╭─ DATA IN THIS EXERCISE
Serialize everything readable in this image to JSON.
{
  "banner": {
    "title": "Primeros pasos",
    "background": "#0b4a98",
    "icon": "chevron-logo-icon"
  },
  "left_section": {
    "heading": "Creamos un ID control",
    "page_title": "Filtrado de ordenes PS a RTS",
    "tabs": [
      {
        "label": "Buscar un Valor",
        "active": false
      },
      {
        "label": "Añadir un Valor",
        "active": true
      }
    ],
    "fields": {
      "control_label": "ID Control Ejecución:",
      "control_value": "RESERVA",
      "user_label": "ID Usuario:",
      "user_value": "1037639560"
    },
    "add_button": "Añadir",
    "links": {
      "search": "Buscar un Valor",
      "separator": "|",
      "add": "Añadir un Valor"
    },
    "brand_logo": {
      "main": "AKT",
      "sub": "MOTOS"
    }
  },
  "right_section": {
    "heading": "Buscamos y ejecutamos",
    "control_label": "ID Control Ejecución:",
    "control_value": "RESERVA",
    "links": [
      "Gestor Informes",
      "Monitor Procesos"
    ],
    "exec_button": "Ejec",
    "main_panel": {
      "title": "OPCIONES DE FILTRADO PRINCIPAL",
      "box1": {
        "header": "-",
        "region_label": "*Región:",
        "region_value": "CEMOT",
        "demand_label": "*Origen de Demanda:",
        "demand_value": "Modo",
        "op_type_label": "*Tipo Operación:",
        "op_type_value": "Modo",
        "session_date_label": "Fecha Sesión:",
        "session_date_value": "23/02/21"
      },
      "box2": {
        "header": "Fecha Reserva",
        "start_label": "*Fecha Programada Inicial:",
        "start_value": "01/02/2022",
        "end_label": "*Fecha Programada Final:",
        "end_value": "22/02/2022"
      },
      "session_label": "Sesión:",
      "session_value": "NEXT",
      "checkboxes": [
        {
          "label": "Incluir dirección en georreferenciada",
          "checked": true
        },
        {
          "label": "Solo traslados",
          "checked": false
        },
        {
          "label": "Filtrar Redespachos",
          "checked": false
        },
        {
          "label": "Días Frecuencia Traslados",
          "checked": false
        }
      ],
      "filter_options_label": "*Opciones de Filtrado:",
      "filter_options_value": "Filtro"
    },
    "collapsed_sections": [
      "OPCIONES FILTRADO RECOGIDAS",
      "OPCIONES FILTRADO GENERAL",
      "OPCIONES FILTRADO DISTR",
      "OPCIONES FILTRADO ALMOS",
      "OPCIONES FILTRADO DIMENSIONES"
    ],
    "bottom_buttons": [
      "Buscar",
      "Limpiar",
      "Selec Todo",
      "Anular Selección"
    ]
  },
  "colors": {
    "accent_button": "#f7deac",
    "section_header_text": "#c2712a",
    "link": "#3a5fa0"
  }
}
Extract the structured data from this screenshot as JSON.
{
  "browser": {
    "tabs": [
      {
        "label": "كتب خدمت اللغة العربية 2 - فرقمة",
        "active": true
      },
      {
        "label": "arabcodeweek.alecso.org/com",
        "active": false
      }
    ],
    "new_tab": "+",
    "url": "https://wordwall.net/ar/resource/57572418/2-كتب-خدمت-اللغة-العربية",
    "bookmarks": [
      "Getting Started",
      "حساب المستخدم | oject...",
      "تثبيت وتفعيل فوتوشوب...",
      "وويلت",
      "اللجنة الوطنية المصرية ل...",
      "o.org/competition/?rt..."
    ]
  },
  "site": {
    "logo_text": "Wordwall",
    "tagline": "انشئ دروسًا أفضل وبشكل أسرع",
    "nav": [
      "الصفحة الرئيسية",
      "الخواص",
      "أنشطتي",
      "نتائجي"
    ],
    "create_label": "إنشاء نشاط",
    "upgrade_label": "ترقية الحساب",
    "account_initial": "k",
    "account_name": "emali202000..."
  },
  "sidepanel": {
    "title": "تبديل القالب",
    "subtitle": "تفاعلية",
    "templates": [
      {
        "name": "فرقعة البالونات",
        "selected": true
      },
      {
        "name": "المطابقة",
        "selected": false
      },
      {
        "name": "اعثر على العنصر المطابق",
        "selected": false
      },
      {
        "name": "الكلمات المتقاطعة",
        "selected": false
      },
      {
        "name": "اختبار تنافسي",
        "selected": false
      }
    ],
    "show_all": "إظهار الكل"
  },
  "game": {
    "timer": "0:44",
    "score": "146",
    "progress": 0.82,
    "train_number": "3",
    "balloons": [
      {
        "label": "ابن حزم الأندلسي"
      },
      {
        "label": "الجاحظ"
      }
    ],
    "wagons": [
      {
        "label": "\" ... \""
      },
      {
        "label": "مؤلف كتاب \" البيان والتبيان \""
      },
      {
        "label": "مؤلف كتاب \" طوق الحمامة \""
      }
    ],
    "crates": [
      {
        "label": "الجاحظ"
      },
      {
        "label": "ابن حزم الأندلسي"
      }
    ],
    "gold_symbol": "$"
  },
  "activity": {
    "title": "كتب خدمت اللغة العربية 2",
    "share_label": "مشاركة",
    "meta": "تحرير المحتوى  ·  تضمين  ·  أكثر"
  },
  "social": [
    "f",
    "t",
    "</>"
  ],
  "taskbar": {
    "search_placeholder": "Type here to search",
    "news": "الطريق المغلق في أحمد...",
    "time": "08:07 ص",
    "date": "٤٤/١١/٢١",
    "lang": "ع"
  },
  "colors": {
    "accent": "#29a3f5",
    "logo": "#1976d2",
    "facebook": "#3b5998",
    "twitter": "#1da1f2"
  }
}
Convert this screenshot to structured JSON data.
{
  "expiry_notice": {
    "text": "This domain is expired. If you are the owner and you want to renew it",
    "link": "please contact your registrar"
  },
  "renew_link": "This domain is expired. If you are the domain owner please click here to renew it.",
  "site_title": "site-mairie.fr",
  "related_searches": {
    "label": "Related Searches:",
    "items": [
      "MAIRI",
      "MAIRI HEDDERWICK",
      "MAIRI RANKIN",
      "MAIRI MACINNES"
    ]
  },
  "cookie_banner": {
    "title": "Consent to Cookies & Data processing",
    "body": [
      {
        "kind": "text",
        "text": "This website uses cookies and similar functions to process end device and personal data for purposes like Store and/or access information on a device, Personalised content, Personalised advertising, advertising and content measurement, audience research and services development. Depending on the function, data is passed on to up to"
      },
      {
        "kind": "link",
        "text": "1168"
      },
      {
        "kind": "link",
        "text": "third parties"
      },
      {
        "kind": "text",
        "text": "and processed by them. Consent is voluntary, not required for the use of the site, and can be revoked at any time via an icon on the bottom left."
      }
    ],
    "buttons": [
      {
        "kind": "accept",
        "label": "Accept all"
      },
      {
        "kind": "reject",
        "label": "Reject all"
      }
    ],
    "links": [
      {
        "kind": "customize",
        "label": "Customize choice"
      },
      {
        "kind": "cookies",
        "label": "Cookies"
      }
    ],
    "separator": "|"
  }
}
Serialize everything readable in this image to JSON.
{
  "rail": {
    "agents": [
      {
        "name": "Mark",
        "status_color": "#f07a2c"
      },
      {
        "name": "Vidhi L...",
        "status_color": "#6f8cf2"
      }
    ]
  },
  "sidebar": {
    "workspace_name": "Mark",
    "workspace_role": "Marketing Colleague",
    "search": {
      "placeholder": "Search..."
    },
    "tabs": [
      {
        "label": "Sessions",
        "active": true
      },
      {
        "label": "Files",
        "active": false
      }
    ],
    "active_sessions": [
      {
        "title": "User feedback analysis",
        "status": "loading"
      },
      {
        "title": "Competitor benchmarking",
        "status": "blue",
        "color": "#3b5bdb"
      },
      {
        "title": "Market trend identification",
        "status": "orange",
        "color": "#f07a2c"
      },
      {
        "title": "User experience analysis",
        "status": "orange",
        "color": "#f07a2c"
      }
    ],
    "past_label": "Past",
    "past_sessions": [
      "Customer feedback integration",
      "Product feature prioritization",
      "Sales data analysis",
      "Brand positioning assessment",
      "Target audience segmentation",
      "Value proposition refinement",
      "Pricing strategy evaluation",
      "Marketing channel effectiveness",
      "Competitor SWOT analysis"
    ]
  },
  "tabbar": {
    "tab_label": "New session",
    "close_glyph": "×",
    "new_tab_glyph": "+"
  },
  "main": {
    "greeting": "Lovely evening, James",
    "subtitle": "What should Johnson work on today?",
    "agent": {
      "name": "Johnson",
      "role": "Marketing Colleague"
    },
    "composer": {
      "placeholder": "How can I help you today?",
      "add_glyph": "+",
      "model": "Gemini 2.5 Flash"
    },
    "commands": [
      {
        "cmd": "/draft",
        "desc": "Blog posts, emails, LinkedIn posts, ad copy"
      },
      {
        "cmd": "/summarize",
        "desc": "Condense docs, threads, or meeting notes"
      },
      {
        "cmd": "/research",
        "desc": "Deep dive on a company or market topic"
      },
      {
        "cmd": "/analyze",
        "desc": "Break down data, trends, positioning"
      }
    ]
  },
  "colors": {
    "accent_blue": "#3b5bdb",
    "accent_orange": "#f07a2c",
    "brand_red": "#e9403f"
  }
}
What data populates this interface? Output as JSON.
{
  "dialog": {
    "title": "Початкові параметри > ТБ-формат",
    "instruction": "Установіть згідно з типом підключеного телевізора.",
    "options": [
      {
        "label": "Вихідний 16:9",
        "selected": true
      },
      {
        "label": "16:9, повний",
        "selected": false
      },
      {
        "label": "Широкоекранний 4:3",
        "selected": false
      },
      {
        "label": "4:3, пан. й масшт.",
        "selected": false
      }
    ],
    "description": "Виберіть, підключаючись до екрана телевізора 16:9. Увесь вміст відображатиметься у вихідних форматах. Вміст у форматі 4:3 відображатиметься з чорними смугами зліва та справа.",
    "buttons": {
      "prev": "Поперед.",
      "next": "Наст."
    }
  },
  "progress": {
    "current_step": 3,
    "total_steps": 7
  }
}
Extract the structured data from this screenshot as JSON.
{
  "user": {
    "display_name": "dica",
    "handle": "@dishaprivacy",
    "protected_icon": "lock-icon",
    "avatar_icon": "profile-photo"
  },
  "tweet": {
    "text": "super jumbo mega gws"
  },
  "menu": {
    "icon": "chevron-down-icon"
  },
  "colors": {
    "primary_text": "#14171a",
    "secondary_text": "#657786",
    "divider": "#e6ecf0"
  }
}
╰─
*WRITTEN TASK*: Using the material above, gather every line that includes "domain".

*ANSWER TO THIS PROBLEM*:
    "text": "This domain is expired. If you are the owner and you want to renew it",
  "renew_link": "This domain is expired. If you are the domain owner please click here to renew it.",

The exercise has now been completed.